[Data entries]

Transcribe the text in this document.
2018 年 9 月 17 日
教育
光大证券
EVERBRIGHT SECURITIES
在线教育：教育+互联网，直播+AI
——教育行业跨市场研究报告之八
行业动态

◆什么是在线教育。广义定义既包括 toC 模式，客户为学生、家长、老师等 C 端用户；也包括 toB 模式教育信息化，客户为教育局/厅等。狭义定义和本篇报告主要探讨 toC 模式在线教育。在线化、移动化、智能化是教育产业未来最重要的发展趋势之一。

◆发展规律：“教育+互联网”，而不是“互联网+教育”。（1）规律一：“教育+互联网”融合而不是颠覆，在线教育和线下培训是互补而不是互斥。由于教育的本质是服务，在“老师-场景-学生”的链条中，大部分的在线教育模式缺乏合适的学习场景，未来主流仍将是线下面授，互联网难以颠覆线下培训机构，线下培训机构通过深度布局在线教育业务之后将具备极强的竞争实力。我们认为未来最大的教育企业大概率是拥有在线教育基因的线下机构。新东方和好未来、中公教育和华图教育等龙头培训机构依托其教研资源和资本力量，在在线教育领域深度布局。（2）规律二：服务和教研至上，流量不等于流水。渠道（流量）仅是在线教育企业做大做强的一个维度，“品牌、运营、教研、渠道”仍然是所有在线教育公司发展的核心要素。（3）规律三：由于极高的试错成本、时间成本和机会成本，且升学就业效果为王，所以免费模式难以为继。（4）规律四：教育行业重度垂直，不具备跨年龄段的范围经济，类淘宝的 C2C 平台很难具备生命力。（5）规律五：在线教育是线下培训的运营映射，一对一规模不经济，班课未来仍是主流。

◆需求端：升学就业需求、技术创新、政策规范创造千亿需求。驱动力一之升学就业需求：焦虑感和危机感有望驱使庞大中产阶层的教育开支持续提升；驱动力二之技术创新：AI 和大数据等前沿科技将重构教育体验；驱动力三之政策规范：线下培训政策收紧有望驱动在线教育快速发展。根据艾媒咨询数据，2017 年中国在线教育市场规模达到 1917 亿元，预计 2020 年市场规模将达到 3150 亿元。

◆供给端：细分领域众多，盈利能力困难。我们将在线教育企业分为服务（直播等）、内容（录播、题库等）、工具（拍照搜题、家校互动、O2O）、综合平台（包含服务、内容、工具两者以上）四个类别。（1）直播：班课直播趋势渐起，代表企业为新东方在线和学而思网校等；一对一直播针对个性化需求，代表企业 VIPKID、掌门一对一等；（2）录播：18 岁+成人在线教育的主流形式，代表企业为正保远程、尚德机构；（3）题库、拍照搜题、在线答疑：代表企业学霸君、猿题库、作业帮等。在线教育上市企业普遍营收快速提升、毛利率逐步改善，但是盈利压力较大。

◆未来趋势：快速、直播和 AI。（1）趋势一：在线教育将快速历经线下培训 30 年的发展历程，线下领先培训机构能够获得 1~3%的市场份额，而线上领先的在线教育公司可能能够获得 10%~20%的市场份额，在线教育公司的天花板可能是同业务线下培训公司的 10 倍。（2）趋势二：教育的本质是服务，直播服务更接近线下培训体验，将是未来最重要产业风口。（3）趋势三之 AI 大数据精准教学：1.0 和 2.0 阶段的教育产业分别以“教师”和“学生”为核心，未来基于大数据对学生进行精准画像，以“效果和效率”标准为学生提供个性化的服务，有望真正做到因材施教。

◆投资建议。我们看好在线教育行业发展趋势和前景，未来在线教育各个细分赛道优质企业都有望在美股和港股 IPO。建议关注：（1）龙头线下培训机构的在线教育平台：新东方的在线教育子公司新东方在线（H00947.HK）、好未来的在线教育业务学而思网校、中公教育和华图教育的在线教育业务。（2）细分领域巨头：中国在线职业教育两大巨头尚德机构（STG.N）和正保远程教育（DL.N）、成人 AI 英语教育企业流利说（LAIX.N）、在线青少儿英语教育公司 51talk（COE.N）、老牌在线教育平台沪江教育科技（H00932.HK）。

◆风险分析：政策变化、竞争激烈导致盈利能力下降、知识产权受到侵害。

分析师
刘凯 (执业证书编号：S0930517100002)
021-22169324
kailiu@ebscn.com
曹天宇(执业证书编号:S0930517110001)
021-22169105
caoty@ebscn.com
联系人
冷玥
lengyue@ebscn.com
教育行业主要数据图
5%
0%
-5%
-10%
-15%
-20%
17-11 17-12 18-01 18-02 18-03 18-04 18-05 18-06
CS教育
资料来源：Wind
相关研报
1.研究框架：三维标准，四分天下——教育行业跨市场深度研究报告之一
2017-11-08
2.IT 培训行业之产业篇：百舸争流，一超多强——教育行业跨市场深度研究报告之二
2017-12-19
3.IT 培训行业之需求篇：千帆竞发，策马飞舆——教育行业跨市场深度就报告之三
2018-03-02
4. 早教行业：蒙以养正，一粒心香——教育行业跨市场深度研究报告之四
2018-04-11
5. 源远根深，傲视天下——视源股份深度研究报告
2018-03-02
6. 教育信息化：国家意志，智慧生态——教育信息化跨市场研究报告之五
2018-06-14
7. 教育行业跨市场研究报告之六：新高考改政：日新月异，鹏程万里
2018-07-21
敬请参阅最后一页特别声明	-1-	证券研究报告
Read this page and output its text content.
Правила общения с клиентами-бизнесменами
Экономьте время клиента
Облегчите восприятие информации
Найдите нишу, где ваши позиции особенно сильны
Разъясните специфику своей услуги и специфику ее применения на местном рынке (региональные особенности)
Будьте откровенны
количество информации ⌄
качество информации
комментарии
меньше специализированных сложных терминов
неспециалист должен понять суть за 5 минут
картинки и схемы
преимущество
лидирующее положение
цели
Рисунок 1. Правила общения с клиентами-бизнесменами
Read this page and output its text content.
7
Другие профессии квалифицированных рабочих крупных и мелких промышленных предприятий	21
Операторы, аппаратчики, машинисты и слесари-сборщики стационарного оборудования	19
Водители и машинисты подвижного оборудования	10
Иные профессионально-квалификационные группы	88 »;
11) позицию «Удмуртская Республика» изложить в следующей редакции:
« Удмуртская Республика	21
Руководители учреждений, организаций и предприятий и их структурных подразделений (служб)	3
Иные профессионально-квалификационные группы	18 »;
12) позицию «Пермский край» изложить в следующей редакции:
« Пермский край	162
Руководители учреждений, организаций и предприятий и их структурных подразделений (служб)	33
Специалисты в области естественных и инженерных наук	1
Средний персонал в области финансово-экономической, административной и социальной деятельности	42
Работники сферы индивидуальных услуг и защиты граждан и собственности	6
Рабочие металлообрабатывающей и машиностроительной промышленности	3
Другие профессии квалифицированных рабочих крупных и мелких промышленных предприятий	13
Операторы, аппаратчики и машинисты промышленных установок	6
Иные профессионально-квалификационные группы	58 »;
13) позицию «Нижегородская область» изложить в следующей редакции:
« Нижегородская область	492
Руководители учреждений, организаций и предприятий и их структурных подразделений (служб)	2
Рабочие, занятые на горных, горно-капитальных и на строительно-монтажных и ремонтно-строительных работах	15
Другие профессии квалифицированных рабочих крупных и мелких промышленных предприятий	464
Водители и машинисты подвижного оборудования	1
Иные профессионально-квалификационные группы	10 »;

--

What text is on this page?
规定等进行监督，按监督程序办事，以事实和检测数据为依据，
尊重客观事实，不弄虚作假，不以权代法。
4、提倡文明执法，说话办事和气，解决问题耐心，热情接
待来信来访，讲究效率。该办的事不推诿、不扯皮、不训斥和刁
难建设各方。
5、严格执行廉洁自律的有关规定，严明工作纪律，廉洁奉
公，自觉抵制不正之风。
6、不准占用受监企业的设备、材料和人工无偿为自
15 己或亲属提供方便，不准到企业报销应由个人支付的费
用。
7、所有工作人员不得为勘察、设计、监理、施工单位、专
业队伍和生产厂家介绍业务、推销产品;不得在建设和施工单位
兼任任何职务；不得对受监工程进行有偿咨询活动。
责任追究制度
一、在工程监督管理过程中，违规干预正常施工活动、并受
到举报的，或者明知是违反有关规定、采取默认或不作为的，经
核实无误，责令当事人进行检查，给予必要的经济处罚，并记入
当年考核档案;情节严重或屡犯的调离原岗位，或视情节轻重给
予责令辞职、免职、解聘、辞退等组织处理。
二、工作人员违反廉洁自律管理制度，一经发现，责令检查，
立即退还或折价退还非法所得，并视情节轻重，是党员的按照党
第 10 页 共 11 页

---

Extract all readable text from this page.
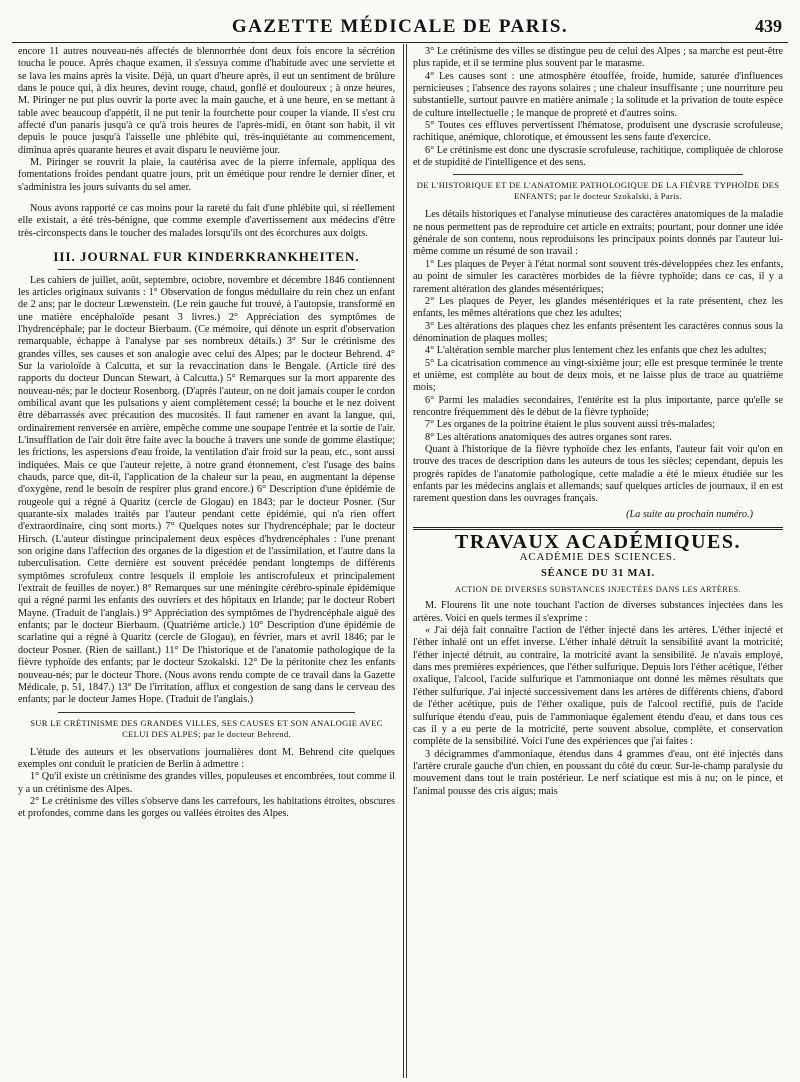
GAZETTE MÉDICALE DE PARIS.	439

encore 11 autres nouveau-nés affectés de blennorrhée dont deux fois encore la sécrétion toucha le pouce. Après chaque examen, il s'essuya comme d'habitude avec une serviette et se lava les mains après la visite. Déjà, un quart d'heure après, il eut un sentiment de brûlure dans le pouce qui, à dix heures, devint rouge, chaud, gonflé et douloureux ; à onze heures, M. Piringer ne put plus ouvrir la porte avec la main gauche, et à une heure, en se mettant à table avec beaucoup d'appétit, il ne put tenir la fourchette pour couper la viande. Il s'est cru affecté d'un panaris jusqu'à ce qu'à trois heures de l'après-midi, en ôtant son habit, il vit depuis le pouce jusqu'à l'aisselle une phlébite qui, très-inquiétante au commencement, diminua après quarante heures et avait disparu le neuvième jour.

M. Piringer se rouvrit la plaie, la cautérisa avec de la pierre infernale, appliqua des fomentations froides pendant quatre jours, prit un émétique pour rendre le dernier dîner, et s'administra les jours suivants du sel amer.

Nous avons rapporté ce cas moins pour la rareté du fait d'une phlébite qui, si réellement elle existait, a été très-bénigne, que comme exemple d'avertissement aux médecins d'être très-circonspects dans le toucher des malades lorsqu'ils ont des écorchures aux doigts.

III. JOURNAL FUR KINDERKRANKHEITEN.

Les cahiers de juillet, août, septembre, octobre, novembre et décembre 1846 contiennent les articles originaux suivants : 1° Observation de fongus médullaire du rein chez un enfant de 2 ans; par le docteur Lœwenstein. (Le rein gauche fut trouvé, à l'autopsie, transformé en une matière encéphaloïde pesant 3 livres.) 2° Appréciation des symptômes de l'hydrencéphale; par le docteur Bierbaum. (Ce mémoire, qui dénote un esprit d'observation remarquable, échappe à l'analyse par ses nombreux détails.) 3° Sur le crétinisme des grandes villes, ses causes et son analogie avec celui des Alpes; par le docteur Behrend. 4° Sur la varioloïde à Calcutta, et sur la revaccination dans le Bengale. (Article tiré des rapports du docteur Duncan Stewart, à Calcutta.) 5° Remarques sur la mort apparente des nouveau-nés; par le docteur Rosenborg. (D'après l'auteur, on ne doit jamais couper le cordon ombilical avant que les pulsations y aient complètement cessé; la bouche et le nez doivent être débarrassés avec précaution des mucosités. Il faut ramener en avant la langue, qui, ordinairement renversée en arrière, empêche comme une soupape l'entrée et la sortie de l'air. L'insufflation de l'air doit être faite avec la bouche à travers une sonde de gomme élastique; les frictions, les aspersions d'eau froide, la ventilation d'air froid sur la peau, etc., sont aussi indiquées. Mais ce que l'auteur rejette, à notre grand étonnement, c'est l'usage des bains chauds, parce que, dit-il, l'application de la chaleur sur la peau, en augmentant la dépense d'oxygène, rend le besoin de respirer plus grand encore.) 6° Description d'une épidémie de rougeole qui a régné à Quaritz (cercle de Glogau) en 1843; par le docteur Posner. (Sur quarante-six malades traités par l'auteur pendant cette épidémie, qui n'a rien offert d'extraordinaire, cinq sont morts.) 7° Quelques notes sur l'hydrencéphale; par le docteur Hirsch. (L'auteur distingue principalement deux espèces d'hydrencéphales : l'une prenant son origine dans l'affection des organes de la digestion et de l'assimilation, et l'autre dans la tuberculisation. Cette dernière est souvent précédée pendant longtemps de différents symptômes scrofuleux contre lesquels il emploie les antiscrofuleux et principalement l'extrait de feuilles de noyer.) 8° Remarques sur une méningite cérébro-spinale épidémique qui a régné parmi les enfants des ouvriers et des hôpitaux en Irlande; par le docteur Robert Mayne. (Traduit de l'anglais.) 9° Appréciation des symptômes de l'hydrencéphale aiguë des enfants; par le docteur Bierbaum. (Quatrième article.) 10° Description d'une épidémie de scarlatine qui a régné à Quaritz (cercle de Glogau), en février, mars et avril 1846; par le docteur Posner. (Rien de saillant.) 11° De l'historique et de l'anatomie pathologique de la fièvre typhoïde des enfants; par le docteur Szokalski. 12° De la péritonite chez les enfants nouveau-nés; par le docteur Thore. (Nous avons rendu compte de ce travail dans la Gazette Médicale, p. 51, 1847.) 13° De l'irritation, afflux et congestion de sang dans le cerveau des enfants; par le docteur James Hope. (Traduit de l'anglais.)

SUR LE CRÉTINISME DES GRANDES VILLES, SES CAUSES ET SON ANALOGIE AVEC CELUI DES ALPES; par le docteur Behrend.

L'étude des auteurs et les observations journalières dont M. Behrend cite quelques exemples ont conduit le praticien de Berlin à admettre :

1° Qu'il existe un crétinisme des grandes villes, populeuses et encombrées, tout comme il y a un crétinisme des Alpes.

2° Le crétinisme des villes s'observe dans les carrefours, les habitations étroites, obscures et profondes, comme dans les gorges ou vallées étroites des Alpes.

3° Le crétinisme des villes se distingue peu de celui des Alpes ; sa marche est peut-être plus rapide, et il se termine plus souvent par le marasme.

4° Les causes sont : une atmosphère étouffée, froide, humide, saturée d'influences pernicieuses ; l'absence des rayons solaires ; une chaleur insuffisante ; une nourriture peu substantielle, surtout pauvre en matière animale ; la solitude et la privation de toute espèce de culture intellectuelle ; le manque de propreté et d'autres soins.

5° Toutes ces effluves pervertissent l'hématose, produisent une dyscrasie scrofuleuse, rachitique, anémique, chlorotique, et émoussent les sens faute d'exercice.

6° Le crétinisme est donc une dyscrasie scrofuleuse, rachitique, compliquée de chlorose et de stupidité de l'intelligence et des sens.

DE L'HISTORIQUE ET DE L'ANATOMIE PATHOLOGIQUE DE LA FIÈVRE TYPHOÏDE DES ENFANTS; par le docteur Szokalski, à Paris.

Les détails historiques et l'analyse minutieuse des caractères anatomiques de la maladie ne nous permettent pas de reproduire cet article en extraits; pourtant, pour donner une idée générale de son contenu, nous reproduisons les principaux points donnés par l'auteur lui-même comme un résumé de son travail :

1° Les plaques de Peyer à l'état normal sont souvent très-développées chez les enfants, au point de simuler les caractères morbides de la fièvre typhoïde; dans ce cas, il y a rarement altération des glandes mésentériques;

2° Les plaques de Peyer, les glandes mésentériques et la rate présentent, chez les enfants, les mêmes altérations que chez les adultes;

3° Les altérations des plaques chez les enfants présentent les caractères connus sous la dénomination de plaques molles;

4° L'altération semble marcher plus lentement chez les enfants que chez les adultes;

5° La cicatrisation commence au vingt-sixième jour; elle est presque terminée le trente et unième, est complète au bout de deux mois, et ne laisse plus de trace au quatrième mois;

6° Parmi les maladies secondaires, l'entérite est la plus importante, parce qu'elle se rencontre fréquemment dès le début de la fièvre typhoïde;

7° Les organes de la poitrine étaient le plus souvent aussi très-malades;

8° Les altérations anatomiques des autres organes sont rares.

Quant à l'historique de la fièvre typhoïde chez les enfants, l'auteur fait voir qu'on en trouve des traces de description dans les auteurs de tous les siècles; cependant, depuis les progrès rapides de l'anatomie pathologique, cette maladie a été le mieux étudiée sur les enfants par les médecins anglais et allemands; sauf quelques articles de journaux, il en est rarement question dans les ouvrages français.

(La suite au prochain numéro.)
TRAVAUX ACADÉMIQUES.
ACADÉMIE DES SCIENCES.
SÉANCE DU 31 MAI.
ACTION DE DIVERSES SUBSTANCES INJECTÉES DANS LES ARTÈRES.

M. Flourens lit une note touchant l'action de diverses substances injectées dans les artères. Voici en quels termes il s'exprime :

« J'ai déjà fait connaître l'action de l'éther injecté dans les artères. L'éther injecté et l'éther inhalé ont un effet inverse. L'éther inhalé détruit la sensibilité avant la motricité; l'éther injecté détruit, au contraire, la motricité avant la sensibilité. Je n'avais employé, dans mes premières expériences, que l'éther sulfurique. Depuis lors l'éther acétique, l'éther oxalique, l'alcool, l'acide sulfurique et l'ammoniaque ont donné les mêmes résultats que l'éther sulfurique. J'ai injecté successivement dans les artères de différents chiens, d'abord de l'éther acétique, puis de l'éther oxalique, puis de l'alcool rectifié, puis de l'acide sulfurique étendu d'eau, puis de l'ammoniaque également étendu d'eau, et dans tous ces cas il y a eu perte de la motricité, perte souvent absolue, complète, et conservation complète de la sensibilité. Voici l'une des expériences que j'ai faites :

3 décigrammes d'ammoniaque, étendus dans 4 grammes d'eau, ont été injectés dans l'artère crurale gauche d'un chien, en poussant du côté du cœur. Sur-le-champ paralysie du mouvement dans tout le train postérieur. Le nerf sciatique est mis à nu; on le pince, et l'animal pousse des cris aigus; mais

* [Prompt]: Select, from the listing, all lines that include the word "mésentériques".

* [Task output]:
1° Les plaques de Peyer à l'état normal sont souvent très-développées chez les enfants, au point de simuler les caractères morbides de la fièvre typhoïde; dans ce cas, il y a rarement altération des glandes mésentériques;
2° Les plaques de Peyer, les glandes mésentériques et la rate présentent, chez les enfants, les mêmes altérations que chez les adultes;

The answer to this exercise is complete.